— BEGIN —

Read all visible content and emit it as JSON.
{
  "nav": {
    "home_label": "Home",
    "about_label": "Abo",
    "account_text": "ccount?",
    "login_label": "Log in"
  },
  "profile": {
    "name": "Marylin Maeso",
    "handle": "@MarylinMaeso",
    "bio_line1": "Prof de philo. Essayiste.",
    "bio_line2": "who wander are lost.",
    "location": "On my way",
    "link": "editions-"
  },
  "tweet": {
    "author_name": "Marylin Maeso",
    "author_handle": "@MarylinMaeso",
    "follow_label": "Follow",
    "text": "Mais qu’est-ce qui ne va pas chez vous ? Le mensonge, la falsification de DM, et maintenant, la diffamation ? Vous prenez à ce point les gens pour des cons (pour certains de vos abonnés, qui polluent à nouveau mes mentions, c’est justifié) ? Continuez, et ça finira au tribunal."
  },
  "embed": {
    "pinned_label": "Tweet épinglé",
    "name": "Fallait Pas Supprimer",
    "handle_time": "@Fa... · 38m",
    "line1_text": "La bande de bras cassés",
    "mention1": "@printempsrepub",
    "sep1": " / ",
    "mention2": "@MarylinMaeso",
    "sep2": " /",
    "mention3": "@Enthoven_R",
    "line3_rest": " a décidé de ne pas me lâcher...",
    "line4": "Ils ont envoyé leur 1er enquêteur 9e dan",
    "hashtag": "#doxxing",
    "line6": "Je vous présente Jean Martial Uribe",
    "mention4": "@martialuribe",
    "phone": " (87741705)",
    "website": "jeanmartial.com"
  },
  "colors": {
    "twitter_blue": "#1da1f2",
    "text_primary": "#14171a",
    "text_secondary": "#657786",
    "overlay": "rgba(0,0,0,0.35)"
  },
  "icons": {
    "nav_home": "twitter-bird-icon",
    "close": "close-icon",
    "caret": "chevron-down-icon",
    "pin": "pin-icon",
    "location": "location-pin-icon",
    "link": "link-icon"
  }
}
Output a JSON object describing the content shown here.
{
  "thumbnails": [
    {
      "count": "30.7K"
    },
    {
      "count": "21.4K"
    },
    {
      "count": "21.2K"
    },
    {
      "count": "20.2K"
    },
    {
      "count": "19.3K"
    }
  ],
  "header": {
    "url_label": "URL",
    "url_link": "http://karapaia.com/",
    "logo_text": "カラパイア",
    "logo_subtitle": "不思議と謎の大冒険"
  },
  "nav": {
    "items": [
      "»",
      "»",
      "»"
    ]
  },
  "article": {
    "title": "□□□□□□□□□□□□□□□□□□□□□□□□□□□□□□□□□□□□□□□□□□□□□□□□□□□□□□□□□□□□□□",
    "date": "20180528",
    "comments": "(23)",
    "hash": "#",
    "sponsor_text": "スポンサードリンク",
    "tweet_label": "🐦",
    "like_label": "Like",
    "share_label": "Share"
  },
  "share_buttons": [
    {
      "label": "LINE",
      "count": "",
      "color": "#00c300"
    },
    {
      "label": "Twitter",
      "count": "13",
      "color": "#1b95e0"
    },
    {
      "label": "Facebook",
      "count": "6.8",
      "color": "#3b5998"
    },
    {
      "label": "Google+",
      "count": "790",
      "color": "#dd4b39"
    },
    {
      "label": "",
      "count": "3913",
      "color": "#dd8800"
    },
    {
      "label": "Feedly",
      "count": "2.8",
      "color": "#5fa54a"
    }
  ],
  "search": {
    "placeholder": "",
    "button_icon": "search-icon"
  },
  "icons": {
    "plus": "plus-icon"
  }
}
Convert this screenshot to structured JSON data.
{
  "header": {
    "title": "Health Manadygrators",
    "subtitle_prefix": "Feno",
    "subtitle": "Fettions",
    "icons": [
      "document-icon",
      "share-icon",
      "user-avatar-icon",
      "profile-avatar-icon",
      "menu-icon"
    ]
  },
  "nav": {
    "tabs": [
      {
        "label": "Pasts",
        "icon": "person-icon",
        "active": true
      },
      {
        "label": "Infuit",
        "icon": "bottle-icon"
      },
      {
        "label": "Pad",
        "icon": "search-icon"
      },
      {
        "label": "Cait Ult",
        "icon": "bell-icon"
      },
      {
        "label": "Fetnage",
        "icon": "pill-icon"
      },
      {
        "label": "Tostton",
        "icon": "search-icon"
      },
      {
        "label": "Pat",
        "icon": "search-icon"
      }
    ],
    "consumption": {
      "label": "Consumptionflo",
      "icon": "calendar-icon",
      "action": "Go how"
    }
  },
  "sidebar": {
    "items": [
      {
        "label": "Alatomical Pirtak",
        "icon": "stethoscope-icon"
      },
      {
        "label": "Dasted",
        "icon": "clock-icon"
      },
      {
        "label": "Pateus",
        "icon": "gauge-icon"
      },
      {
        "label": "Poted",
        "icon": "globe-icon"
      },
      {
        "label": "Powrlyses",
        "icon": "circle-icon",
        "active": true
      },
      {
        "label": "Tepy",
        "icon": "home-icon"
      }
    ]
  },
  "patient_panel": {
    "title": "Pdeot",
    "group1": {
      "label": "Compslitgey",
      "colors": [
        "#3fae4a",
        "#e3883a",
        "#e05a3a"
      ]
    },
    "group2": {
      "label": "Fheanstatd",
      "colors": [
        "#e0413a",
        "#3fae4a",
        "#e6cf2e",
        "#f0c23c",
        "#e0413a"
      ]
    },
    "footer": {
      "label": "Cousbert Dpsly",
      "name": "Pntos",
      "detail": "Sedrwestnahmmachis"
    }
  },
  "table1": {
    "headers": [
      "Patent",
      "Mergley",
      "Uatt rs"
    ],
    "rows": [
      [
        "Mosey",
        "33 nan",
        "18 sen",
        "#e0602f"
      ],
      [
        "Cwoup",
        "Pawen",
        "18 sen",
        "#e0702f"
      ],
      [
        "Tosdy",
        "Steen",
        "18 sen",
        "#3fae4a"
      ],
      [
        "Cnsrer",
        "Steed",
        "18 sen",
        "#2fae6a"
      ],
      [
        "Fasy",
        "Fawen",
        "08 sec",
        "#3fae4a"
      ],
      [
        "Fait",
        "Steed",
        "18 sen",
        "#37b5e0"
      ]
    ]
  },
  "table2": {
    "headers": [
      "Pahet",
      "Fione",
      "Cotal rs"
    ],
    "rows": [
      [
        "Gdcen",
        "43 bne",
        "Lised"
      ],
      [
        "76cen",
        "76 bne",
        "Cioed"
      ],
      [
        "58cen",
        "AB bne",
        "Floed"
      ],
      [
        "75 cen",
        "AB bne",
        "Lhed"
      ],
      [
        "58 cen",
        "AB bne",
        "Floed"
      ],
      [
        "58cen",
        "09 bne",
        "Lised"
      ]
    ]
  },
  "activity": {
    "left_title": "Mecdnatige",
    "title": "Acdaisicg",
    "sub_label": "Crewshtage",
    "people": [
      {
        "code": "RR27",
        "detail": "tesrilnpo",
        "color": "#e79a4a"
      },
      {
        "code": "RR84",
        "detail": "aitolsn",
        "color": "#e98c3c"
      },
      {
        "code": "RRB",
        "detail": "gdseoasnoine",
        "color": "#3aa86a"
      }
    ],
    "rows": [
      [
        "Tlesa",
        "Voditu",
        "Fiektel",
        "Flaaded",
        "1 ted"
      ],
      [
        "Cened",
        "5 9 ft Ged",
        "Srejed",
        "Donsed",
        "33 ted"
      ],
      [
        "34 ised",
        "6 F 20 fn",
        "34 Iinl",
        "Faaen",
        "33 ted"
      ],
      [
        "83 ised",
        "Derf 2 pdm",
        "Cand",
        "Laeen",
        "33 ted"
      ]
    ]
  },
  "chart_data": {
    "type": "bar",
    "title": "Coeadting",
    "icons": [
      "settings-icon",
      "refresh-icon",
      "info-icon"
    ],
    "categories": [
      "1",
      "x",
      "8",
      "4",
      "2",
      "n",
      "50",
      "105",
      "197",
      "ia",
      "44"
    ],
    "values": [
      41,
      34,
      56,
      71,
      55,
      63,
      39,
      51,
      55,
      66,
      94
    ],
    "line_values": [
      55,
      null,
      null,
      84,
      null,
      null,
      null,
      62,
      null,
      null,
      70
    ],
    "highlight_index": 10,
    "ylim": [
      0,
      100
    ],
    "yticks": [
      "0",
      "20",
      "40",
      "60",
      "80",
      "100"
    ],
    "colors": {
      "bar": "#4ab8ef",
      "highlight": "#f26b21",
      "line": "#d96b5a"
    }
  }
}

— END —

> **WRITTEN EXERCISE**
From the data above, copy each line that holds "content".

> **ANSWER TO THE PROBLEM**
Read all visible content and emit it as JSON.
Output a JSON object describing the content shown here.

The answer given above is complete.